Copy out every line exactly as given.
START Data shown
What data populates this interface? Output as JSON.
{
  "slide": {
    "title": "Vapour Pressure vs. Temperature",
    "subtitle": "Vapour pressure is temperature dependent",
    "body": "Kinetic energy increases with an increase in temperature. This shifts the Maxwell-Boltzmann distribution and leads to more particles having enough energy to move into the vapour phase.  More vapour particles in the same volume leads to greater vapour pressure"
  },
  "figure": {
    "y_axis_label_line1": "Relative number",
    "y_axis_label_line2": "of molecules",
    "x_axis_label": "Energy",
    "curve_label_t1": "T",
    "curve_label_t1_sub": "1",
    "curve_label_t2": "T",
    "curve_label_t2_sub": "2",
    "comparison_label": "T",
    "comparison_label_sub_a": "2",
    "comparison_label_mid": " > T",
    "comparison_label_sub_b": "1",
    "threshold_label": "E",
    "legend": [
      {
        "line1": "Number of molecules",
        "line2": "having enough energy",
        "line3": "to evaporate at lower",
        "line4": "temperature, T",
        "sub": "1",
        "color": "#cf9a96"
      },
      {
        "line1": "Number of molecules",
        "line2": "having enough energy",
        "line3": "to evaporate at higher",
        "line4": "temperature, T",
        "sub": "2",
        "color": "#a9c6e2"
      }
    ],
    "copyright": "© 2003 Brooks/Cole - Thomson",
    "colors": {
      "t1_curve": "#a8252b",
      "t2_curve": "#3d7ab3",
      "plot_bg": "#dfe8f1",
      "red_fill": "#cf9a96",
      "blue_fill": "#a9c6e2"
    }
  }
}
END Data shown
Correct answer —
What data populates this interface? Output as JSON.
{
  "slide": {
    "title": "Vapour Pressure vs. Temperature",
    "subtitle": "Vapour pressure is temperature dependent",
    "body": "Kinetic energy increases with an increase in temperature. This shifts the Maxwell-Boltzmann distribution and leads to more particles having enough energy to move into the vapour phase.  More vapour particles in the same volume leads to greater vapour pressure"
  },
  "figure": {
    "y_axis_label_line1": "Relative number",
    "y_axis_label_line2": "of molecules",
    "x_axis_label": "Energy",
    "curve_label_t1": "T",
    "curve_label_t1_sub": "1",
    "curve_label_t2": "T",
    "curve_label_t2_sub": "2",
    "comparison_label": "T",
    "comparison_label_sub_a": "2",
    "comparison_label_mid": " > T",
    "comparison_label_sub_b": "1",
    "threshold_label": "E",
    "legend": [
      {
        "line1": "Number of molecules",
        "line2": "having enough energy",
        "line3": "to evaporate at lower",
        "line4": "temperature, T",
        "sub": "1",
        "color": "#cf9a96"
      },
      {
        "line1": "Number of molecules",
        "line2": "having enough energy",
        "line3": "to evaporate at higher",
        "line4": "temperature, T",
        "sub": "2",
        "color": "#a9c6e2"
      }
    ],
    "copyright": "© 2003 Brooks/Cole - Thomson",
    "colors": {
      "t1_curve": "#a8252b",
      "t2_curve": "#3d7ab3",
      "plot_bg": "#dfe8f1",
      "red_fill": "#cf9a96",
      "blue_fill": "#a9c6e2"
    }
  }
}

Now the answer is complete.